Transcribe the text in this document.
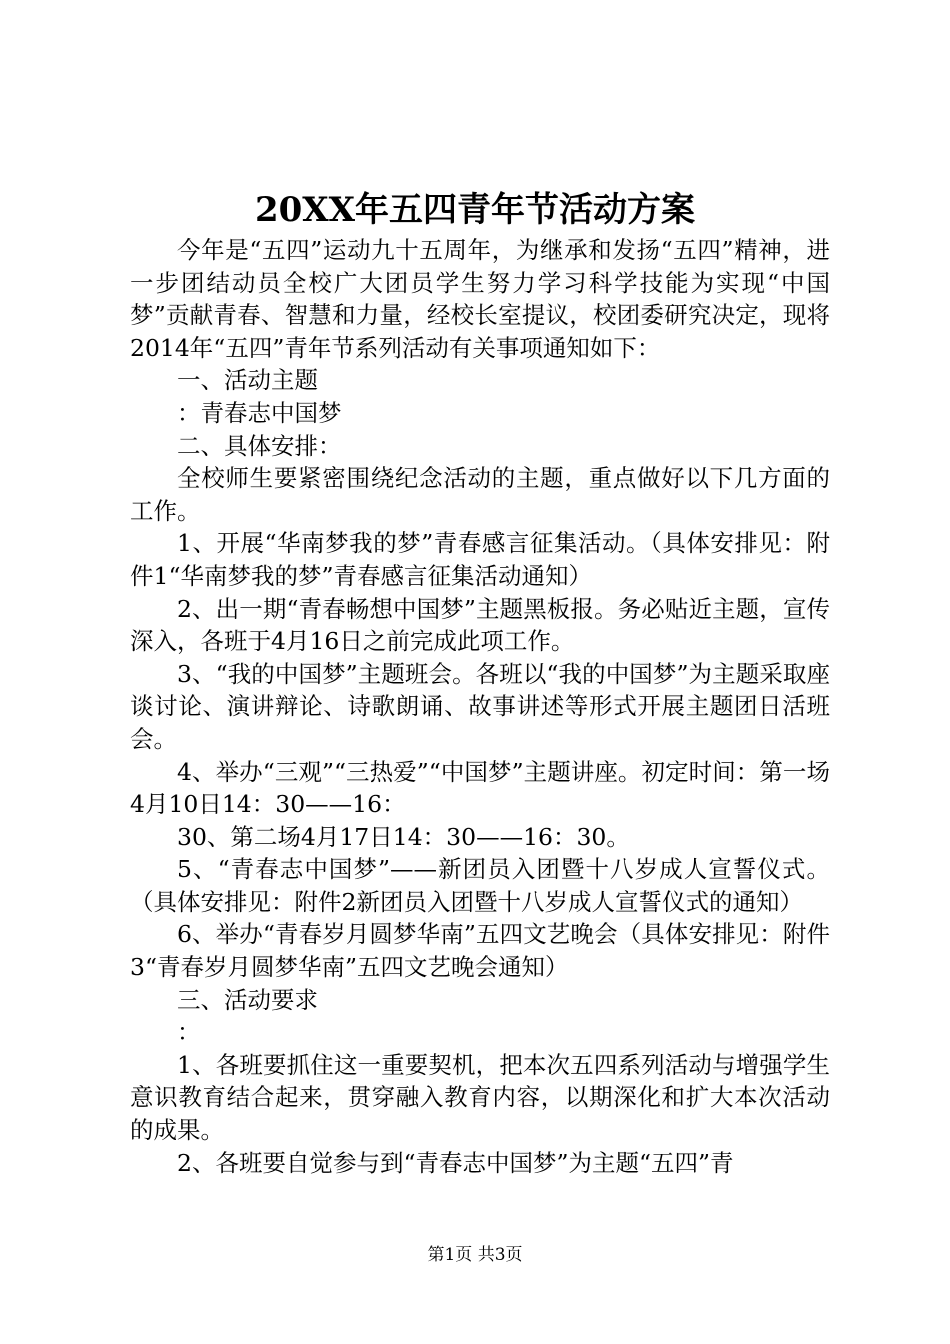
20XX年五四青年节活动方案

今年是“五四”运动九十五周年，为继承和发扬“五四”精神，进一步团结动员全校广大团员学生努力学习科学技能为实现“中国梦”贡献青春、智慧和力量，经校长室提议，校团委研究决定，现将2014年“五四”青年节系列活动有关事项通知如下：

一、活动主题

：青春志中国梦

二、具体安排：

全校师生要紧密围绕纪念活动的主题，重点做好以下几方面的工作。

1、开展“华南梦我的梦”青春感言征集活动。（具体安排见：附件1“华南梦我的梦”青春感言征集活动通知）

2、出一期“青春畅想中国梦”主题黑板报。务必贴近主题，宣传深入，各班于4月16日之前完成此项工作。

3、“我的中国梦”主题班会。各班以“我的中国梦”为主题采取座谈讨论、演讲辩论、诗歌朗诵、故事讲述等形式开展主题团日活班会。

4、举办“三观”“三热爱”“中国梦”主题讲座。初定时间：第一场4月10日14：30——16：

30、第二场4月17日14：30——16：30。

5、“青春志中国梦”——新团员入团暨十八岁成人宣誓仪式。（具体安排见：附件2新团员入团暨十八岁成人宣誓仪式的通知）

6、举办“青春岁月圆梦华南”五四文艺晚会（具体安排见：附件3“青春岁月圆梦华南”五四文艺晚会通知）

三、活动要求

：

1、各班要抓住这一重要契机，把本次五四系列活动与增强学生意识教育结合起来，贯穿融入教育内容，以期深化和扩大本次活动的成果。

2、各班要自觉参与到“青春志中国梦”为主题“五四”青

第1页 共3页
|---|
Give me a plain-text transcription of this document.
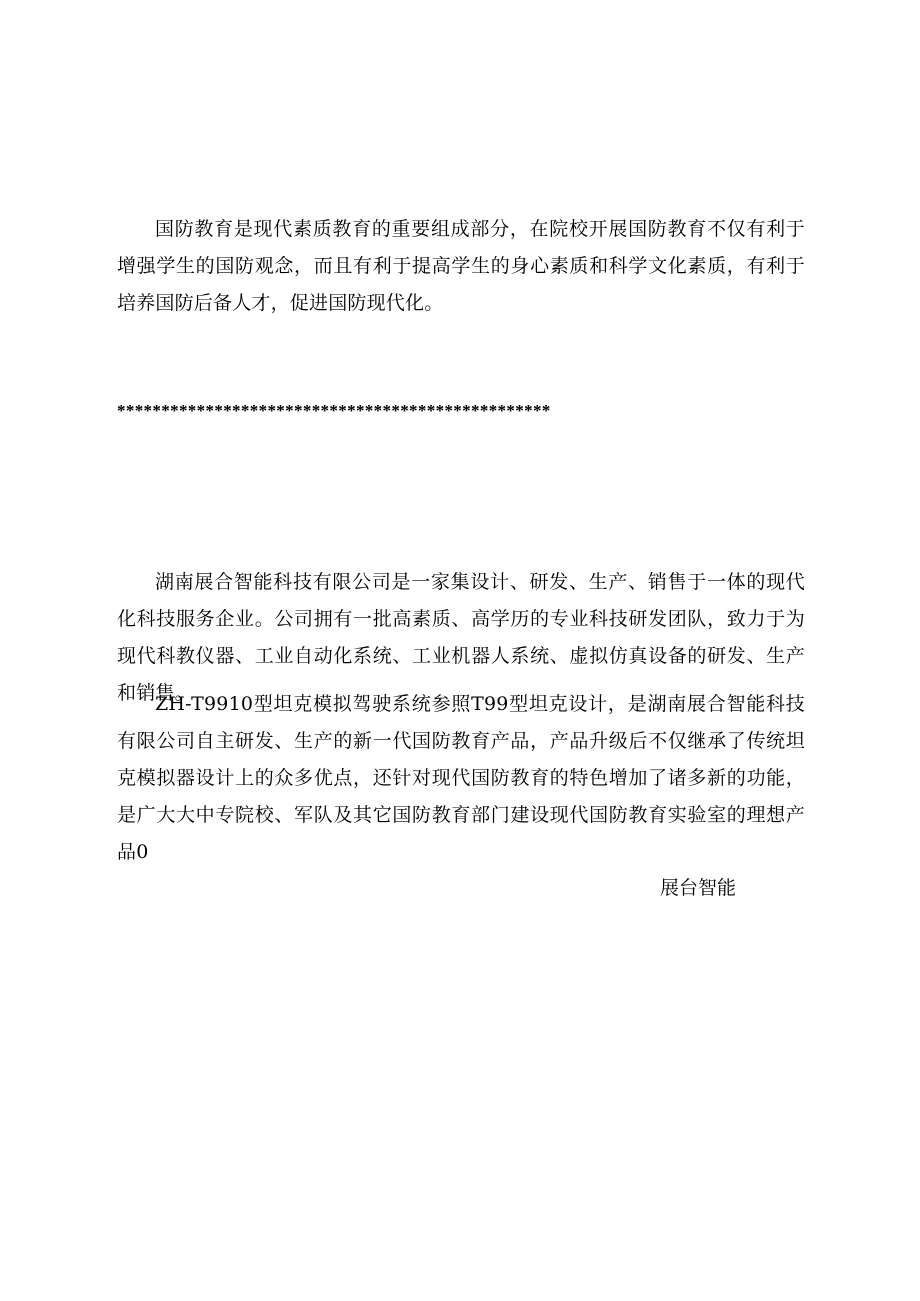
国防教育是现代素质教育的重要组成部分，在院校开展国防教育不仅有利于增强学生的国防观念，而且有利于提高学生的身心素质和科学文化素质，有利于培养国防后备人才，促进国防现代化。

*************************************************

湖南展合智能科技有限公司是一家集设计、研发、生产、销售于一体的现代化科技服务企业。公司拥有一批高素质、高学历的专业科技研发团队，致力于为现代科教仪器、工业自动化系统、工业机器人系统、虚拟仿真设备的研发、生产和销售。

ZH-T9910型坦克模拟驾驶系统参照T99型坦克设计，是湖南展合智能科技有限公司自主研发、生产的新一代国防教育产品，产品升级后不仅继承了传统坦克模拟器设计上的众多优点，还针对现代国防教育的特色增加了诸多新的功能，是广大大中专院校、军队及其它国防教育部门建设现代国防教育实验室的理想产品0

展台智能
|---|
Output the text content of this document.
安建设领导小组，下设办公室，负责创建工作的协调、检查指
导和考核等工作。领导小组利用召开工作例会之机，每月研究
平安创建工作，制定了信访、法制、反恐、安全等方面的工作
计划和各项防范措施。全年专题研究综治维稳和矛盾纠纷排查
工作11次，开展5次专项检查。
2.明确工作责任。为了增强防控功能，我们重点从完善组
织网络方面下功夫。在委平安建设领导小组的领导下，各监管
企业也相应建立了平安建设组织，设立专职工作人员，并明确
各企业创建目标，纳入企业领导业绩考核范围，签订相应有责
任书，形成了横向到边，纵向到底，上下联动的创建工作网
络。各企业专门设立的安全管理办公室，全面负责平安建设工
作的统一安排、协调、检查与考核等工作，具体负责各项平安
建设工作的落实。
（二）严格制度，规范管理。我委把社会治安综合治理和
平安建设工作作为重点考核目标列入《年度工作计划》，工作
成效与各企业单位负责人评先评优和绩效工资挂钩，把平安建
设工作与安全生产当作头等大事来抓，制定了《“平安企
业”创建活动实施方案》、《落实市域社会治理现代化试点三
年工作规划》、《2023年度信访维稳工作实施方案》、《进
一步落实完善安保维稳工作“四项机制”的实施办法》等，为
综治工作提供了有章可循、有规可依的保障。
|---|
**Aim of the exercise:** Look through the data above. Each line containing the word "text" needs to be copied.

**Exercise response:**
Transcribe the text in this document.
Give me a plain-text transcription of this document.
Output the text content of this document.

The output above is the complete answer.